_Task objective:_
All of the entries below should be copied exactly as they appear.
---------- Entries provided ----------
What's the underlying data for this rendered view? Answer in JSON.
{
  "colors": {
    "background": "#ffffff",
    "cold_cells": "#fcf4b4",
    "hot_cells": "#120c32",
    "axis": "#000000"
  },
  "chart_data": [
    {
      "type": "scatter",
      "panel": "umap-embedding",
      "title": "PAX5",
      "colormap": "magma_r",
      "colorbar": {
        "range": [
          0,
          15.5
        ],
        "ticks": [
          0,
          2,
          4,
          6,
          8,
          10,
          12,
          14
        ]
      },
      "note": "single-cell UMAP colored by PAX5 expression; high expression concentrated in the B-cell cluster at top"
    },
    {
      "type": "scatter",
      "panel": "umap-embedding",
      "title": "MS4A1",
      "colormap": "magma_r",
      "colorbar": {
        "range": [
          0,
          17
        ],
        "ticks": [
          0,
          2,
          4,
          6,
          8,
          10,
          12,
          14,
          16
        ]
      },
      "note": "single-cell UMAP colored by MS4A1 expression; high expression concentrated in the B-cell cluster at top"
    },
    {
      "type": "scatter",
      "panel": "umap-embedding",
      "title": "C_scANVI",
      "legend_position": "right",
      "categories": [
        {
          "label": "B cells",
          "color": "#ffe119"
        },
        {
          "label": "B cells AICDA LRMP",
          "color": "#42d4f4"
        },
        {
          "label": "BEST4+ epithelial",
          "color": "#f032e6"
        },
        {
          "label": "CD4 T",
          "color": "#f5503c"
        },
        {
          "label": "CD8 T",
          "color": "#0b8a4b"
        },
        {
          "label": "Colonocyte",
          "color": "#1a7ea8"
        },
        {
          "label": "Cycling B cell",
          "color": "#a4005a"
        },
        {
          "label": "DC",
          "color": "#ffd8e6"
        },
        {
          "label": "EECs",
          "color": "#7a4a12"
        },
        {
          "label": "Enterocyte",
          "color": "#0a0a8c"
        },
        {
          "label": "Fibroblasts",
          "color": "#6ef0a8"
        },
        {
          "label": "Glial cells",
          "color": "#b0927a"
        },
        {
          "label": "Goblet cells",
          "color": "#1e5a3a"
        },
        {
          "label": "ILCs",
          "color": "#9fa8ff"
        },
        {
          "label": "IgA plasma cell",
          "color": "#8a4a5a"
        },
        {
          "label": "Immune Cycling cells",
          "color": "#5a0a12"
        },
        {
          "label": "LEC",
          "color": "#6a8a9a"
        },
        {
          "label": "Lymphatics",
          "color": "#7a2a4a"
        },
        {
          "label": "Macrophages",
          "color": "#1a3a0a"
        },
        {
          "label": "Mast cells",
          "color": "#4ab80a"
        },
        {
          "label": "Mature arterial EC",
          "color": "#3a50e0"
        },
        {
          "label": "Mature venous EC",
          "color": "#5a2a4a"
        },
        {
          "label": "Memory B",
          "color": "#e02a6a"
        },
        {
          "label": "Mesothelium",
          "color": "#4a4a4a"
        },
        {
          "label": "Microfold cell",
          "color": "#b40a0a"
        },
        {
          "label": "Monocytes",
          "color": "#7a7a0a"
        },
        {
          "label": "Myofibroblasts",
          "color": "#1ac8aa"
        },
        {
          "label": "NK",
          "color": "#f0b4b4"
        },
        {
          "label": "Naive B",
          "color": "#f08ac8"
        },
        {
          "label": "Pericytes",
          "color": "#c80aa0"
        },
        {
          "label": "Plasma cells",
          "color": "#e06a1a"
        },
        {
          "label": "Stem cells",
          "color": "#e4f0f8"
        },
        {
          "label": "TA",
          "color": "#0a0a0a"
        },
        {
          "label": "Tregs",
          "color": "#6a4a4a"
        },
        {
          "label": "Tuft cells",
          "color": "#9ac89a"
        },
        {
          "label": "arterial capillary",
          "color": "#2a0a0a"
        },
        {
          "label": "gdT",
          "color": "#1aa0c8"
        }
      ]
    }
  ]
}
----------
_Response:_
What's the underlying data for this rendered view? Answer in JSON.
{
  "colors": {
    "background": "#ffffff",
    "cold_cells": "#fcf4b4",
    "hot_cells": "#120c32",
    "axis": "#000000"
  },
  "chart_data": [
    {
      "type": "scatter",
      "panel": "umap-embedding",
      "title": "PAX5",
      "colormap": "magma_r",
      "colorbar": {
        "range": [
          0,
          15.5
        ],
        "ticks": [
          0,
          2,
          4,
          6,
          8,
          10,
          12,
          14
        ]
      },
      "note": "single-cell UMAP colored by PAX5 expression; high expression concentrated in the B-cell cluster at top"
    },
    {
      "type": "scatter",
      "panel": "umap-embedding",
      "title": "MS4A1",
      "colormap": "magma_r",
      "colorbar": {
        "range": [
          0,
          17
        ],
        "ticks": [
          0,
          2,
          4,
          6,
          8,
          10,
          12,
          14,
          16
        ]
      },
      "note": "single-cell UMAP colored by MS4A1 expression; high expression concentrated in the B-cell cluster at top"
    },
    {
      "type": "scatter",
      "panel": "umap-embedding",
      "title": "C_scANVI",
      "legend_position": "right",
      "categories": [
        {
          "label": "B cells",
          "color": "#ffe119"
        },
        {
          "label": "B cells AICDA LRMP",
          "color": "#42d4f4"
        },
        {
          "label": "BEST4+ epithelial",
          "color": "#f032e6"
        },
        {
          "label": "CD4 T",
          "color": "#f5503c"
        },
        {
          "label": "CD8 T",
          "color": "#0b8a4b"
        },
        {
          "label": "Colonocyte",
          "color": "#1a7ea8"
        },
        {
          "label": "Cycling B cell",
          "color": "#a4005a"
        },
        {
          "label": "DC",
          "color": "#ffd8e6"
        },
        {
          "label": "EECs",
          "color": "#7a4a12"
        },
        {
          "label": "Enterocyte",
          "color": "#0a0a8c"
        },
        {
          "label": "Fibroblasts",
          "color": "#6ef0a8"
        },
        {
          "label": "Glial cells",
          "color": "#b0927a"
        },
        {
          "label": "Goblet cells",
          "color": "#1e5a3a"
        },
        {
          "label": "ILCs",
          "color": "#9fa8ff"
        },
        {
          "label": "IgA plasma cell",
          "color": "#8a4a5a"
        },
        {
          "label": "Immune Cycling cells",
          "color": "#5a0a12"
        },
        {
          "label": "LEC",
          "color": "#6a8a9a"
        },
        {
          "label": "Lymphatics",
          "color": "#7a2a4a"
        },
        {
          "label": "Macrophages",
          "color": "#1a3a0a"
        },
        {
          "label": "Mast cells",
          "color": "#4ab80a"
        },
        {
          "label": "Mature arterial EC",
          "color": "#3a50e0"
        },
        {
          "label": "Mature venous EC",
          "color": "#5a2a4a"
        },
        {
          "label": "Memory B",
          "color": "#e02a6a"
        },
        {
          "label": "Mesothelium",
          "color": "#4a4a4a"
        },
        {
          "label": "Microfold cell",
          "color": "#b40a0a"
        },
        {
          "label": "Monocytes",
          "color": "#7a7a0a"
        },
        {
          "label": "Myofibroblasts",
          "color": "#1ac8aa"
        },
        {
          "label": "NK",
          "color": "#f0b4b4"
        },
        {
          "label": "Naive B",
          "color": "#f08ac8"
        },
        {
          "label": "Pericytes",
          "color": "#c80aa0"
        },
        {
          "label": "Plasma cells",
          "color": "#e06a1a"
        },
        {
          "label": "Stem cells",
          "color": "#e4f0f8"
        },
        {
          "label": "TA",
          "color": "#0a0a0a"
        },
        {
          "label": "Tregs",
          "color": "#6a4a4a"
        },
        {
          "label": "Tuft cells",
          "color": "#9ac89a"
        },
        {
          "label": "arterial capillary",
          "color": "#2a0a0a"
        },
        {
          "label": "gdT",
          "color": "#1aa0c8"
        }
      ]
    }
  ]
}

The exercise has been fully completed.